---------- Extracted entries
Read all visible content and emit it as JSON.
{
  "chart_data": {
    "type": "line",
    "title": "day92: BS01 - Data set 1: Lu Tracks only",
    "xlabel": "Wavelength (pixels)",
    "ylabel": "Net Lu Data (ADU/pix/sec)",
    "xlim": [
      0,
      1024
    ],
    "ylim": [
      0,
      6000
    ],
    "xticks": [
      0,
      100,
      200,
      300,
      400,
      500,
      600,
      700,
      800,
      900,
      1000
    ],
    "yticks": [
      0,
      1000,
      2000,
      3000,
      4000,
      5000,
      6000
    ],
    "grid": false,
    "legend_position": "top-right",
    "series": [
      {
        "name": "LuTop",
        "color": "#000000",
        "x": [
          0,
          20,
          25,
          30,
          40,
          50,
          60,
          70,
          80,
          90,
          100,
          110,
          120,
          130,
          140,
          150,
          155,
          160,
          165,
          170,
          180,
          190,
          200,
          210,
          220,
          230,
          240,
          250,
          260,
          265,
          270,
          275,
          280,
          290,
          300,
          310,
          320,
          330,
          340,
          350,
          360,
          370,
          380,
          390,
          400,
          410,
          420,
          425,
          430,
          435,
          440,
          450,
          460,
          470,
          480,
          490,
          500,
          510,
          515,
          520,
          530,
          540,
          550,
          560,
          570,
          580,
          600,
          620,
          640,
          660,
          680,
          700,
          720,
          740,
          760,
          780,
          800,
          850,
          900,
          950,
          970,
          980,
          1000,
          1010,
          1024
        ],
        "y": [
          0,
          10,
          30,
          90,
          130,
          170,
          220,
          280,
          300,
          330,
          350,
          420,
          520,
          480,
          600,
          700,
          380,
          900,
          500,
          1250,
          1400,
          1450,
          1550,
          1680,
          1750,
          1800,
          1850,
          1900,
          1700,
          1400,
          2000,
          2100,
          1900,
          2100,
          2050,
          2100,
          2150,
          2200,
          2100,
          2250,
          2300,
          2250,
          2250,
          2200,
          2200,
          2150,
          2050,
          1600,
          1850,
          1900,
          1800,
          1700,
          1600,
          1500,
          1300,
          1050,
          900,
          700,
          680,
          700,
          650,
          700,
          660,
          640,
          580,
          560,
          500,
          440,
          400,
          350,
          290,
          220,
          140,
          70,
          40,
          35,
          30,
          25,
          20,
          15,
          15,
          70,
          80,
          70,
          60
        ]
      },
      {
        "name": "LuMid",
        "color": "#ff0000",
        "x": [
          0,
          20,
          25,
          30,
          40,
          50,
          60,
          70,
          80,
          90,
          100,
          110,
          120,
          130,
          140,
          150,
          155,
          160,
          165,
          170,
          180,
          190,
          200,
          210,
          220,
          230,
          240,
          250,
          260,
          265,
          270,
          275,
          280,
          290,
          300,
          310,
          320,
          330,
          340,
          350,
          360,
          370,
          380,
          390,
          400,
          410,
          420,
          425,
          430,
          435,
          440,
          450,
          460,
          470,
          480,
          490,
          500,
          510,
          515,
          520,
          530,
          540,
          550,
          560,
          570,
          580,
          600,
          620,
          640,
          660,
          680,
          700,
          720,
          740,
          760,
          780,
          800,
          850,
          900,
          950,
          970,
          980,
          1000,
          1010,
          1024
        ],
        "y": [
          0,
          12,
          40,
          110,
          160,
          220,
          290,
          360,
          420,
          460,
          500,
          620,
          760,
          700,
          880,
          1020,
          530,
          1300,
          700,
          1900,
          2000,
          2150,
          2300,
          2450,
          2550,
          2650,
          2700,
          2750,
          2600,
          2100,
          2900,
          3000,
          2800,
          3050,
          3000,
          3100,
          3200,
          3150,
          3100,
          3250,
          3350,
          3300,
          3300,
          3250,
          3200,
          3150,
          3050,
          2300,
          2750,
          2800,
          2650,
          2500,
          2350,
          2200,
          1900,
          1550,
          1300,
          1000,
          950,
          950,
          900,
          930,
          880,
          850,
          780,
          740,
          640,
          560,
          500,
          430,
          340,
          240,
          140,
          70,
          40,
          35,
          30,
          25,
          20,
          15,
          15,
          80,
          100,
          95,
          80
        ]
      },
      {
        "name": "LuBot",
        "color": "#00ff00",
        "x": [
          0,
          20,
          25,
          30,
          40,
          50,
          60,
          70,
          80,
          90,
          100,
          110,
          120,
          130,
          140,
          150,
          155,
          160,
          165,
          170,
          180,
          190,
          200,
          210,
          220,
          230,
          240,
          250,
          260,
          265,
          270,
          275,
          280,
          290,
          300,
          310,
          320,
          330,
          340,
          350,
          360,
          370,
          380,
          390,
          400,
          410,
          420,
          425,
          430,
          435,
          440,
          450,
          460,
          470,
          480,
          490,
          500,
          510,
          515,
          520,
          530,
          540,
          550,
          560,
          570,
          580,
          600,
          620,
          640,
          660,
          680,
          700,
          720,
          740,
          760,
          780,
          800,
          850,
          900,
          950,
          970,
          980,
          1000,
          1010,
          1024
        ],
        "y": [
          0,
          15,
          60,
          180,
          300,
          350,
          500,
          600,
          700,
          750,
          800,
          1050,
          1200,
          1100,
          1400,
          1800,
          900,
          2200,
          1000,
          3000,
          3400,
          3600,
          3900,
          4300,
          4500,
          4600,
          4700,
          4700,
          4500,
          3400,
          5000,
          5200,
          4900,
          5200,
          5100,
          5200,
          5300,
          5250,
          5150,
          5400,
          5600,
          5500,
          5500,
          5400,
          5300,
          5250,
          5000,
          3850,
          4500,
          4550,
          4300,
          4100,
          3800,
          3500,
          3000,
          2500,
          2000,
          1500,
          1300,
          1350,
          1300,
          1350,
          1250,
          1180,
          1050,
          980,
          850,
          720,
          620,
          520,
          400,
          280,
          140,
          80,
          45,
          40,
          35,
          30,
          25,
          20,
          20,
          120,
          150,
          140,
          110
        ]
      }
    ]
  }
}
--------------------
→ **Short exercise**
Reproduce each record exactly, leaving nothing out.

→ **The response**
Read all visible content and emit it as JSON.
{
  "chart_data": {
    "type": "line",
    "title": "day92: BS01 - Data set 1: Lu Tracks only",
    "xlabel": "Wavelength (pixels)",
    "ylabel": "Net Lu Data (ADU/pix/sec)",
    "xlim": [
      0,
      1024
    ],
    "ylim": [
      0,
      6000
    ],
    "xticks": [
      0,
      100,
      200,
      300,
      400,
      500,
      600,
      700,
      800,
      900,
      1000
    ],
    "yticks": [
      0,
      1000,
      2000,
      3000,
      4000,
      5000,
      6000
    ],
    "grid": false,
    "legend_position": "top-right",
    "series": [
      {
        "name": "LuTop",
        "color": "#000000",
        "x": [
          0,
          20,
          25,
          30,
          40,
          50,
          60,
          70,
          80,
          90,
          100,
          110,
          120,
          130,
          140,
          150,
          155,
          160,
          165,
          170,
          180,
          190,
          200,
          210,
          220,
          230,
          240,
          250,
          260,
          265,
          270,
          275,
          280,
          290,
          300,
          310,
          320,
          330,
          340,
          350,
          360,
          370,
          380,
          390,
          400,
          410,
          420,
          425,
          430,
          435,
          440,
          450,
          460,
          470,
          480,
          490,
          500,
          510,
          515,
          520,
          530,
          540,
          550,
          560,
          570,
          580,
          600,
          620,
          640,
          660,
          680,
          700,
          720,
          740,
          760,
          780,
          800,
          850,
          900,
          950,
          970,
          980,
          1000,
          1010,
          1024
        ],
        "y": [
          0,
          10,
          30,
          90,
          130,
          170,
          220,
          280,
          300,
          330,
          350,
          420,
          520,
          480,
          600,
          700,
          380,
          900,
          500,
          1250,
          1400,
          1450,
          1550,
          1680,
          1750,
          1800,
          1850,
          1900,
          1700,
          1400,
          2000,
          2100,
          1900,
          2100,
          2050,
          2100,
          2150,
          2200,
          2100,
          2250,
          2300,
          2250,
          2250,
          2200,
          2200,
          2150,
          2050,
          1600,
          1850,
          1900,
          1800,
          1700,
          1600,
          1500,
          1300,
          1050,
          900,
          700,
          680,
          700,
          650,
          700,
          660,
          640,
          580,
          560,
          500,
          440,
          400,
          350,
          290,
          220,
          140,
          70,
          40,
          35,
          30,
          25,
          20,
          15,
          15,
          70,
          80,
          70,
          60
        ]
      },
      {
        "name": "LuMid",
        "color": "#ff0000",
        "x": [
          0,
          20,
          25,
          30,
          40,
          50,
          60,
          70,
          80,
          90,
          100,
          110,
          120,
          130,
          140,
          150,
          155,
          160,
          165,
          170,
          180,
          190,
          200,
          210,
          220,
          230,
          240,
          250,
          260,
          265,
          270,
          275,
          280,
          290,
          300,
          310,
          320,
          330,
          340,
          350,
          360,
          370,
          380,
          390,
          400,
          410,
          420,
          425,
          430,
          435,
          440,
          450,
          460,
          470,
          480,
          490,
          500,
          510,
          515,
          520,
          530,
          540,
          550,
          560,
          570,
          580,
          600,
          620,
          640,
          660,
          680,
          700,
          720,
          740,
          760,
          780,
          800,
          850,
          900,
          950,
          970,
          980,
          1000,
          1010,
          1024
        ],
        "y": [
          0,
          12,
          40,
          110,
          160,
          220,
          290,
          360,
          420,
          460,
          500,
          620,
          760,
          700,
          880,
          1020,
          530,
          1300,
          700,
          1900,
          2000,
          2150,
          2300,
          2450,
          2550,
          2650,
          2700,
          2750,
          2600,
          2100,
          2900,
          3000,
          2800,
          3050,
          3000,
          3100,
          3200,
          3150,
          3100,
          3250,
          3350,
          3300,
          3300,
          3250,
          3200,
          3150,
          3050,
          2300,
          2750,
          2800,
          2650,
          2500,
          2350,
          2200,
          1900,
          1550,
          1300,
          1000,
          950,
          950,
          900,
          930,
          880,
          850,
          780,
          740,
          640,
          560,
          500,
          430,
          340,
          240,
          140,
          70,
          40,
          35,
          30,
          25,
          20,
          15,
          15,
          80,
          100,
          95,
          80
        ]
      },
      {
        "name": "LuBot",
        "color": "#00ff00",
        "x": [
          0,
          20,
          25,
          30,
          40,
          50,
          60,
          70,
          80,
          90,
          100,
          110,
          120,
          130,
          140,
          150,
          155,
          160,
          165,
          170,
          180,
          190,
          200,
          210,
          220,
          230,
          240,
          250,
          260,
          265,
          270,
          275,
          280,
          290,
          300,
          310,
          320,
          330,
          340,
          350,
          360,
          370,
          380,
          390,
          400,
          410,
          420,
          425,
          430,
          435,
          440,
          450,
          460,
          470,
          480,
          490,
          500,
          510,
          515,
          520,
          530,
          540,
          550,
          560,
          570,
          580,
          600,
          620,
          640,
          660,
          680,
          700,
          720,
          740,
          760,
          780,
          800,
          850,
          900,
          950,
          970,
          980,
          1000,
          1010,
          1024
        ],
        "y": [
          0,
          15,
          60,
          180,
          300,
          350,
          500,
          600,
          700,
          750,
          800,
          1050,
          1200,
          1100,
          1400,
          1800,
          900,
          2200,
          1000,
          3000,
          3400,
          3600,
          3900,
          4300,
          4500,
          4600,
          4700,
          4700,
          4500,
          3400,
          5000,
          5200,
          4900,
          5200,
          5100,
          5200,
          5300,
          5250,
          5150,
          5400,
          5600,
          5500,
          5500,
          5400,
          5300,
          5250,
          5000,
          3850,
          4500,
          4550,
          4300,
          4100,
          3800,
          3500,
          3000,
          2500,
          2000,
          1500,
          1300,
          1350,
          1300,
          1350,
          1250,
          1180,
          1050,
          980,
          850,
          720,
          620,
          520,
          400,
          280,
          140,
          80,
          45,
          40,
          35,
          30,
          25,
          20,
          20,
          120,
          150,
          140,
          110
        ]
      }
    ]
  }
}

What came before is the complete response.